INPUT RECORDS —
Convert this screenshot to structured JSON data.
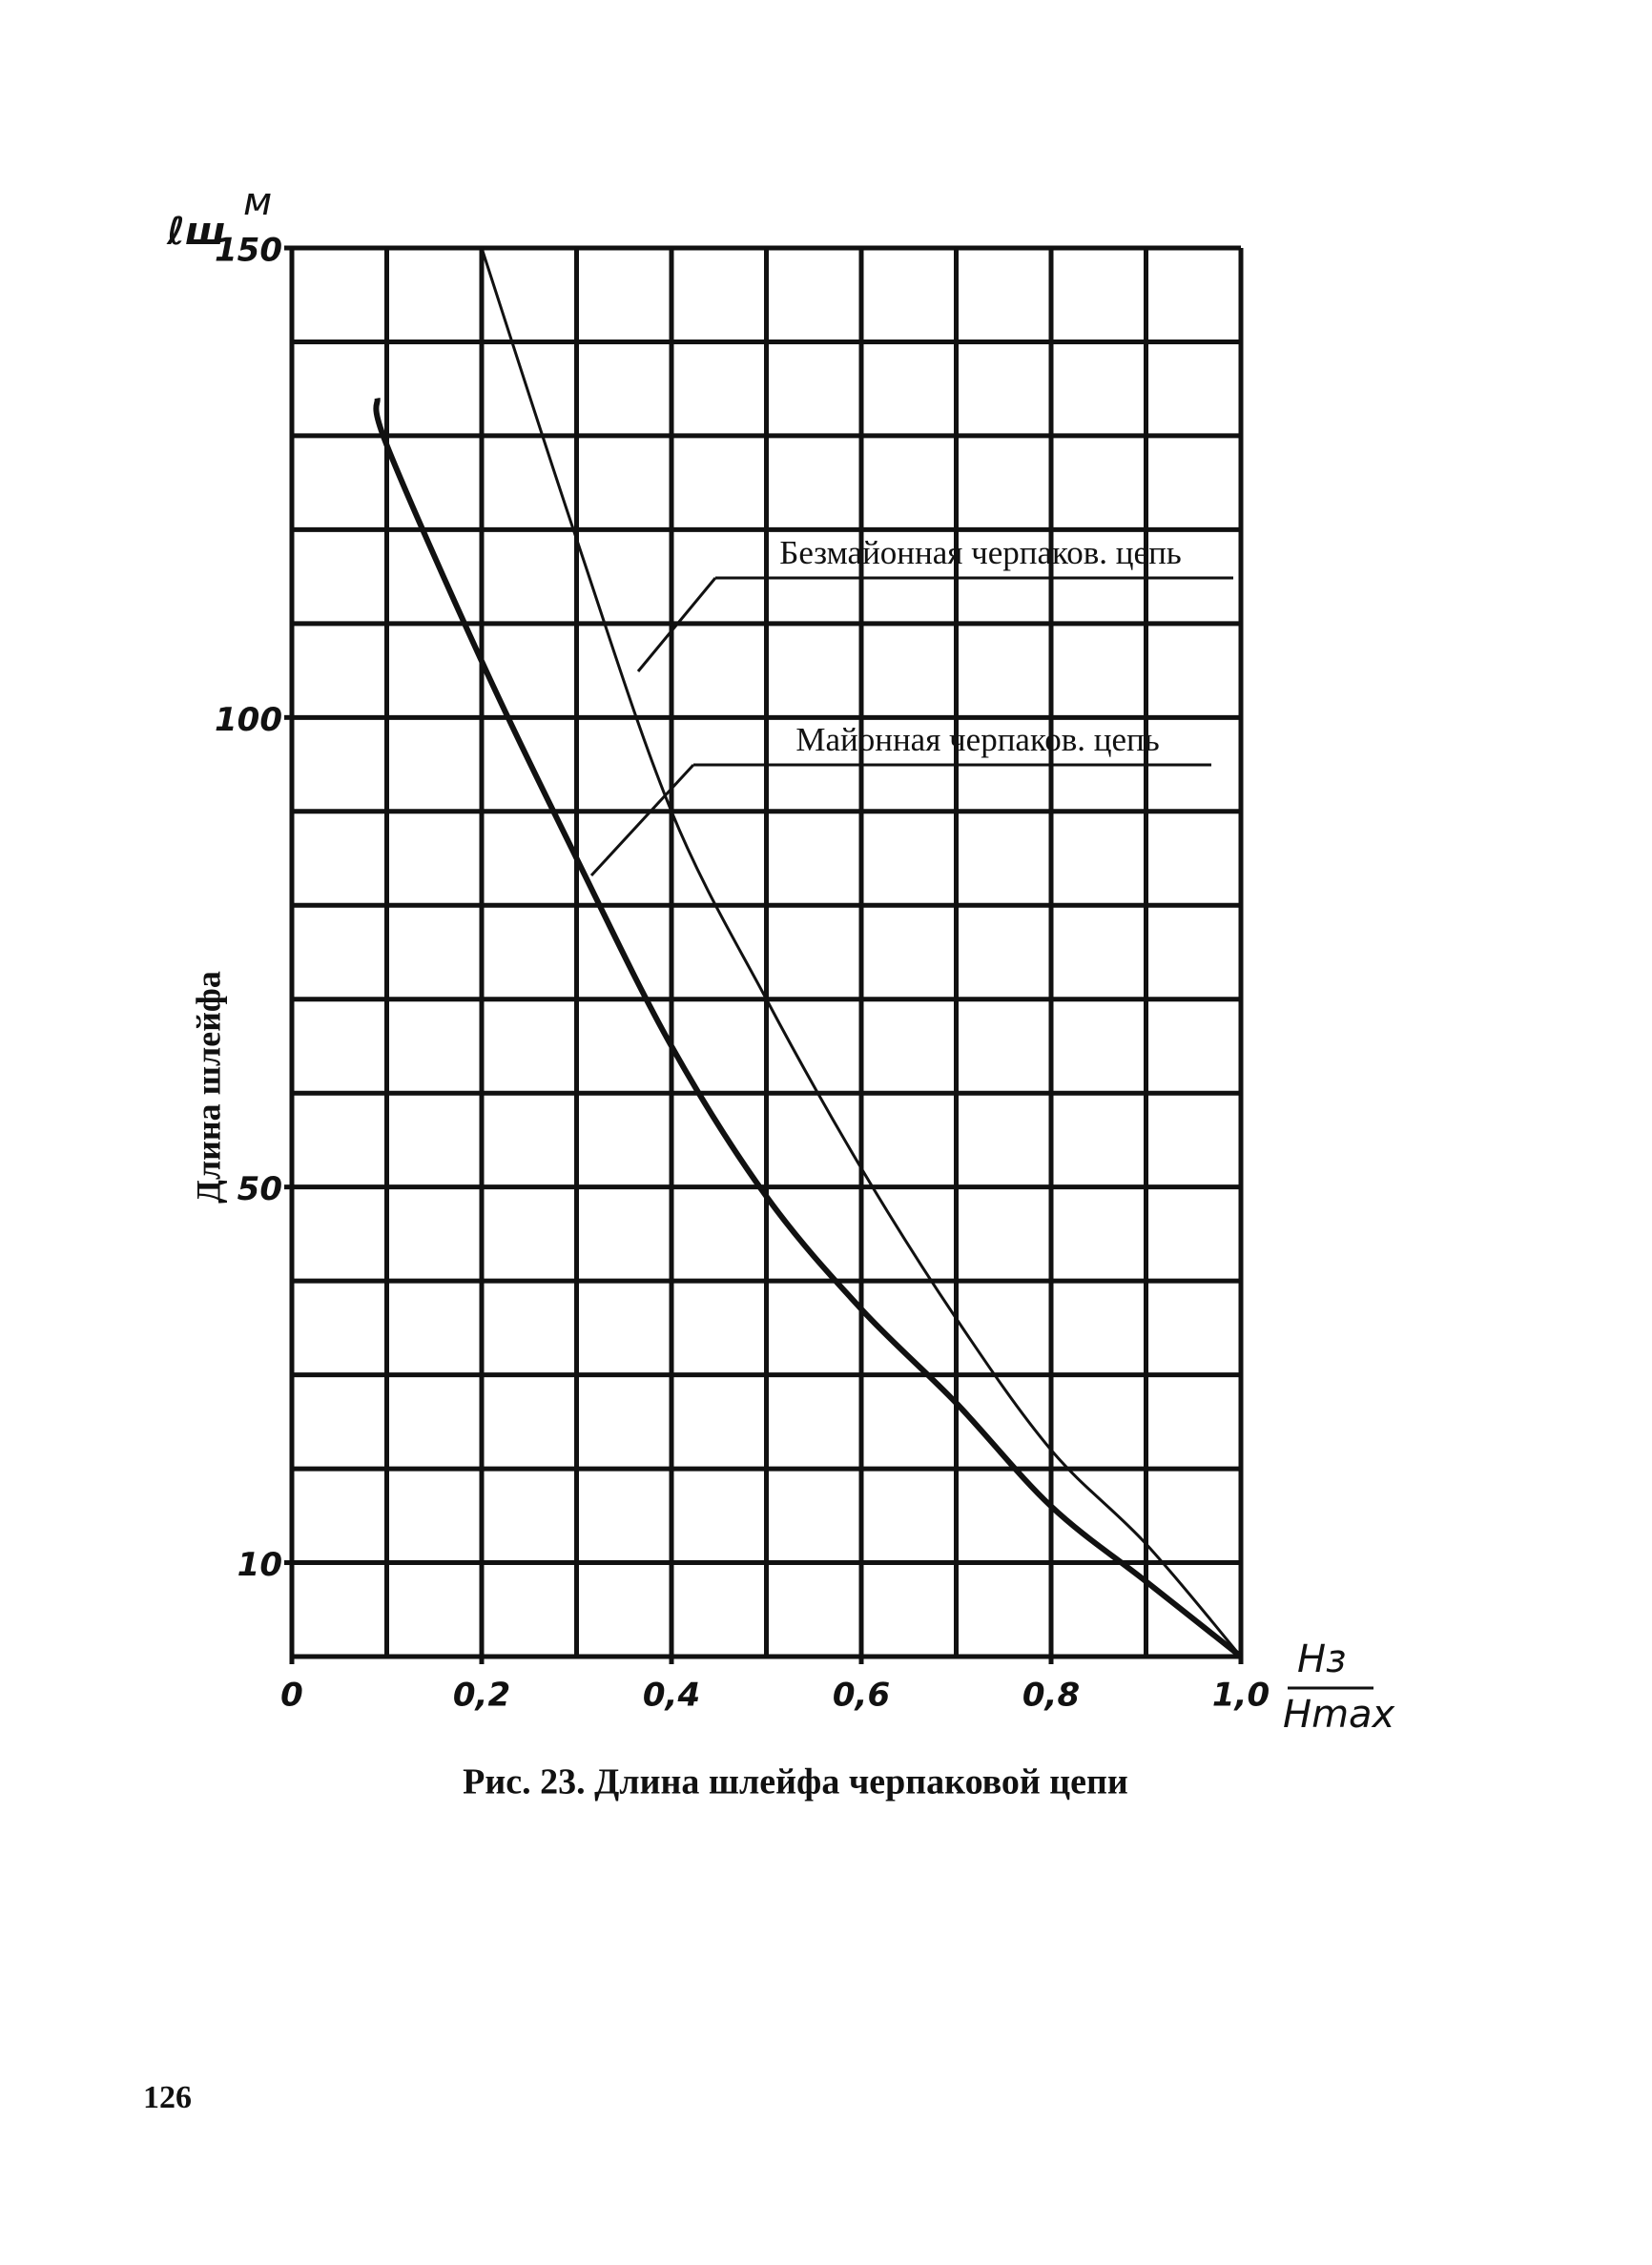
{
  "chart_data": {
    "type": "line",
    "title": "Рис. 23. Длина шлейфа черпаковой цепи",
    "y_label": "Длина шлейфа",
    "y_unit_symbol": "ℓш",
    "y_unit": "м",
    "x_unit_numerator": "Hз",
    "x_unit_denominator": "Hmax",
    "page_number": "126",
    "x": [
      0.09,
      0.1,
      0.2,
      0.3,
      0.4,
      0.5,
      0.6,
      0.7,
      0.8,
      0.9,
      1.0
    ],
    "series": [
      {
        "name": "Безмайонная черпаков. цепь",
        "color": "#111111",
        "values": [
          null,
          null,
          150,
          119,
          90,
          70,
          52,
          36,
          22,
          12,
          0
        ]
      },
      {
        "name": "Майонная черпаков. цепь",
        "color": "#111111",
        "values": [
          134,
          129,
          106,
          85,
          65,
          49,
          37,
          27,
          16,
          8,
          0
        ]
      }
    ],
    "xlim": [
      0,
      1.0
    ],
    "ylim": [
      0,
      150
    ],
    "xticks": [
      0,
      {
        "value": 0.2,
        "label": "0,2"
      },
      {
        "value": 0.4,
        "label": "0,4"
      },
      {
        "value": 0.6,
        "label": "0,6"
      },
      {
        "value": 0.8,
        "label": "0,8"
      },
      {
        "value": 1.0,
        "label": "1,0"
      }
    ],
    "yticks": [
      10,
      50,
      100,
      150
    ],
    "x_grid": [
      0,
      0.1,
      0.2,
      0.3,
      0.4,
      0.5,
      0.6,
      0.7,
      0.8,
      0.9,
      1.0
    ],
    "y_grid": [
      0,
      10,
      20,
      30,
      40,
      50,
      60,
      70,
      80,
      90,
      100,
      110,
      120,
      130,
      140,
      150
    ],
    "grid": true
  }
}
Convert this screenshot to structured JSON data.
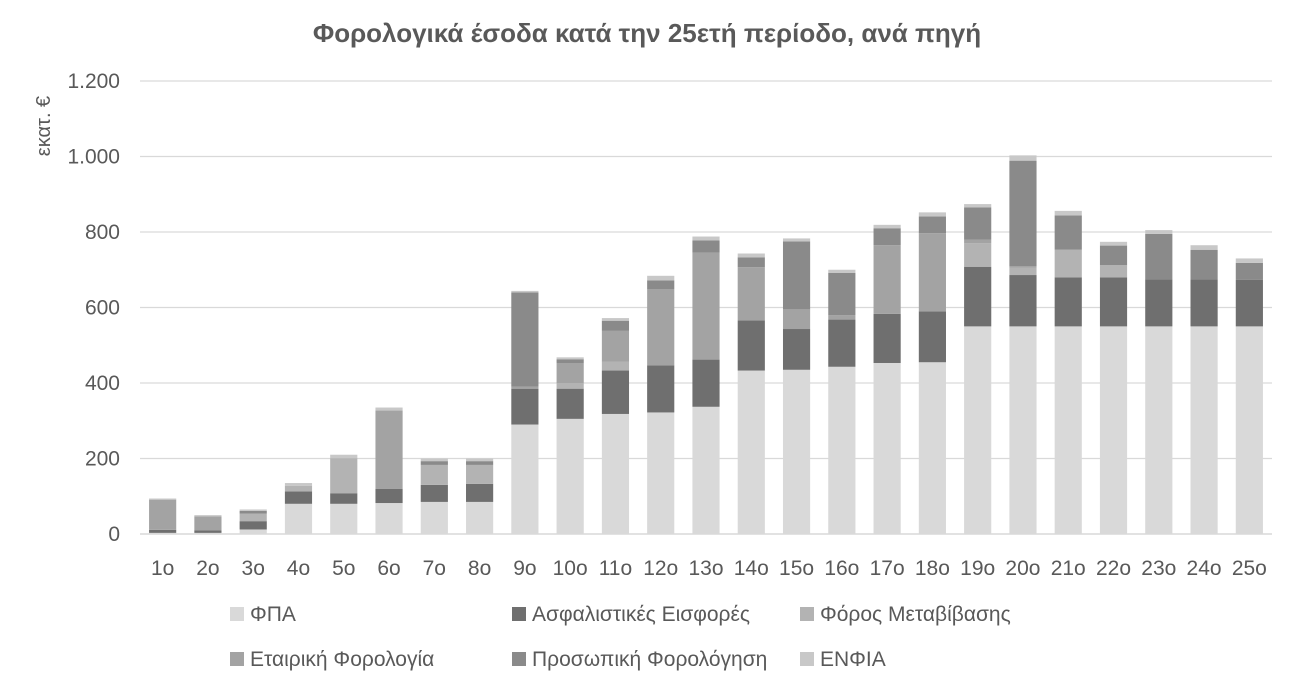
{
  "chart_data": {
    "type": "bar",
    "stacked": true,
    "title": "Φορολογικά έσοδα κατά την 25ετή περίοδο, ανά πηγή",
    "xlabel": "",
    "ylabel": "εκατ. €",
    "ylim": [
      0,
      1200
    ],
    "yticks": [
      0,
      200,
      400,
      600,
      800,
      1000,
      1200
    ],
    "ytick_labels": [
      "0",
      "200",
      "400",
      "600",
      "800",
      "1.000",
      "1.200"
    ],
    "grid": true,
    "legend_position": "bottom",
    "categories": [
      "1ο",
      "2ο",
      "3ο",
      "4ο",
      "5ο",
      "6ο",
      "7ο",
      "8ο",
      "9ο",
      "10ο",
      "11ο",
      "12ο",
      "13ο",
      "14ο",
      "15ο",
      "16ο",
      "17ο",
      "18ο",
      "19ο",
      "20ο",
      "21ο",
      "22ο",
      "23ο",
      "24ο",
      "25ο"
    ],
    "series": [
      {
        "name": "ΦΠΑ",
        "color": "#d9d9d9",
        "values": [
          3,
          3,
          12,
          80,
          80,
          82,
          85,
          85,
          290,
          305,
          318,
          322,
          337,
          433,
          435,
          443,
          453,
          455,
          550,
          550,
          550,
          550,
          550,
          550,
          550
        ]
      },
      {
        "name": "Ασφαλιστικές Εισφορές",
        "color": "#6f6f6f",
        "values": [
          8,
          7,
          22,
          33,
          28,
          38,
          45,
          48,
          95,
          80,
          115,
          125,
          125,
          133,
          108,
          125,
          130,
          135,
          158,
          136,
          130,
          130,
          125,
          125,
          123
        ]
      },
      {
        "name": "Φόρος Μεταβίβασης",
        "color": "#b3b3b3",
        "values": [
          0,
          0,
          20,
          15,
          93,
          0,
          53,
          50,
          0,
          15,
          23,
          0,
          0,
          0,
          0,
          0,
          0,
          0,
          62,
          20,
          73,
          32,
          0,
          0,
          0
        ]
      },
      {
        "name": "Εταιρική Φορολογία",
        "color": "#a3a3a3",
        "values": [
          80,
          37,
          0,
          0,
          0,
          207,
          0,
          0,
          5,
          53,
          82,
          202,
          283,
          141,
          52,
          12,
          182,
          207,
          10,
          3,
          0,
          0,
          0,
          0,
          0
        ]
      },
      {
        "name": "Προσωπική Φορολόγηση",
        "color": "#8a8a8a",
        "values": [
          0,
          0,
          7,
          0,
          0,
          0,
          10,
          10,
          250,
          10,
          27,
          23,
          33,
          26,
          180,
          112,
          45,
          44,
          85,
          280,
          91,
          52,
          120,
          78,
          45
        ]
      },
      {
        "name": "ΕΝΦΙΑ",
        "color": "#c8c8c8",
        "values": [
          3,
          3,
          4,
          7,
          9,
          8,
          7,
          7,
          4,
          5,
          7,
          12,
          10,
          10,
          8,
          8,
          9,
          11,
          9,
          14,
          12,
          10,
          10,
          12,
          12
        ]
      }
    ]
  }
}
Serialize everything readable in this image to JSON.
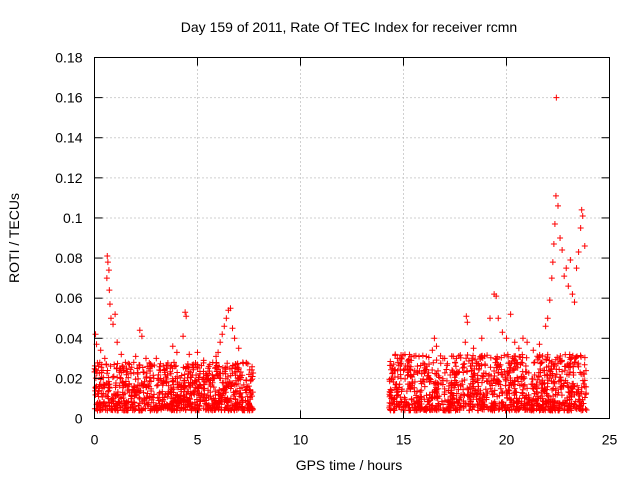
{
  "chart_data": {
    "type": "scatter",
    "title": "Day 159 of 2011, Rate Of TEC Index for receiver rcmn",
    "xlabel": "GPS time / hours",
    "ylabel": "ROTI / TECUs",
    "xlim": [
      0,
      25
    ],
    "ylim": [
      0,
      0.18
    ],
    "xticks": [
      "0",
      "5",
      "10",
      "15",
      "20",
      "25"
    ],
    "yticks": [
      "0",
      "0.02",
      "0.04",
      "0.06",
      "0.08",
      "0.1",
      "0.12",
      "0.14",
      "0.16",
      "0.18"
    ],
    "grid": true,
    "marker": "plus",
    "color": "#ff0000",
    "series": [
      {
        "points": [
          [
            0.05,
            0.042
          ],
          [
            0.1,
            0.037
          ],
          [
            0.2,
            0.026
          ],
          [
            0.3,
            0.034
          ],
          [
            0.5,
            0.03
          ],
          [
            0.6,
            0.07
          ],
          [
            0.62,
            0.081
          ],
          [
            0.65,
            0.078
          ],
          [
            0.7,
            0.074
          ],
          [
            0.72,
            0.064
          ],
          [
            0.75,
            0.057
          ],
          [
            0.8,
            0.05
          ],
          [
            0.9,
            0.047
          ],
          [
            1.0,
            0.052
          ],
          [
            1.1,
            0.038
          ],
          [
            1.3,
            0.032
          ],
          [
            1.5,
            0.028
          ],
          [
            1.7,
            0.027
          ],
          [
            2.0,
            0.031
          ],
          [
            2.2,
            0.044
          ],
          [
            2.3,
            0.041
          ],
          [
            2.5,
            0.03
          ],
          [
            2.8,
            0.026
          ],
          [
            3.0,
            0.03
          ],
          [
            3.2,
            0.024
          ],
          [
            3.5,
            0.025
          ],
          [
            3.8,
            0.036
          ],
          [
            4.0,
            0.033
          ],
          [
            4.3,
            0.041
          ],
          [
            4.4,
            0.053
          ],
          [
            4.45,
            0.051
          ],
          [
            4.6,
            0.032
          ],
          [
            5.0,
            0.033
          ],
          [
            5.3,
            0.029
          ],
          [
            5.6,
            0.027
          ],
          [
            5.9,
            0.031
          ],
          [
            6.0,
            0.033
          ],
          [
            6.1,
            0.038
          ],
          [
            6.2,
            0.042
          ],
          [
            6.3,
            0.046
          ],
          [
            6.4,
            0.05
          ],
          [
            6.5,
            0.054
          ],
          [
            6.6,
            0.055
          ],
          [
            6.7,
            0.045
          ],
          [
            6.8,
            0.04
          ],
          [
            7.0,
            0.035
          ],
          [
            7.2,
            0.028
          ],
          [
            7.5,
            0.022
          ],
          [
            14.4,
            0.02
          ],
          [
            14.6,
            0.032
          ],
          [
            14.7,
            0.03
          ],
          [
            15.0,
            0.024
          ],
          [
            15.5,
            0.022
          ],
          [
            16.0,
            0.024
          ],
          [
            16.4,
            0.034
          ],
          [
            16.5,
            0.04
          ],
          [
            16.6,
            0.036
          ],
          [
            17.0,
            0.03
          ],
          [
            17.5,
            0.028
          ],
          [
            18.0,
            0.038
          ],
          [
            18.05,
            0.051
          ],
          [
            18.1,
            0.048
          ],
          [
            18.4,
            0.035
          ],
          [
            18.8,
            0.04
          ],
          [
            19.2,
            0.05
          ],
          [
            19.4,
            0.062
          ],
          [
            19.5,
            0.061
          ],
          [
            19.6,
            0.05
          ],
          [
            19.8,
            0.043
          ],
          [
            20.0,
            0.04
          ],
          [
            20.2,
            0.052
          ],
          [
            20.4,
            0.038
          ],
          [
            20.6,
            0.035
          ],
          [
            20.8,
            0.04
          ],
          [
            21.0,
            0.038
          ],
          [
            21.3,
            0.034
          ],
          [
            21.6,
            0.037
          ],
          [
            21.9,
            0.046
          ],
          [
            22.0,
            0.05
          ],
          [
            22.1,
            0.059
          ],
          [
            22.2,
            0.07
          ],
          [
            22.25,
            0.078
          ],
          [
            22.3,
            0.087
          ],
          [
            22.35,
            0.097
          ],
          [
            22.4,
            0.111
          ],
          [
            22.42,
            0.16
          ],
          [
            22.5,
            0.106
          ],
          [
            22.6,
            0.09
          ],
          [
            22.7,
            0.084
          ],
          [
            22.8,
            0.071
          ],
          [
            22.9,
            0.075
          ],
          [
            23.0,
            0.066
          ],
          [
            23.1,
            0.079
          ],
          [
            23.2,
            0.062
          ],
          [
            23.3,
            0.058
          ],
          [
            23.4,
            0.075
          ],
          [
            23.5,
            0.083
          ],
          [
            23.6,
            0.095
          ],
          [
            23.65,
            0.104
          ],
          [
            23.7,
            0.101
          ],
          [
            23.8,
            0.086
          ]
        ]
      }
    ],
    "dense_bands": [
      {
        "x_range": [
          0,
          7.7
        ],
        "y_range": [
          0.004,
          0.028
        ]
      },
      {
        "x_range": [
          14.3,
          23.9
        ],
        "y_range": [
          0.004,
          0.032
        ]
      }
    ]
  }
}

WHAT IS ASKED — From the listing above, report the number of lines containing the string "name", without any accompanying remarks.

SOLUTION TO THE EXERCISE — 8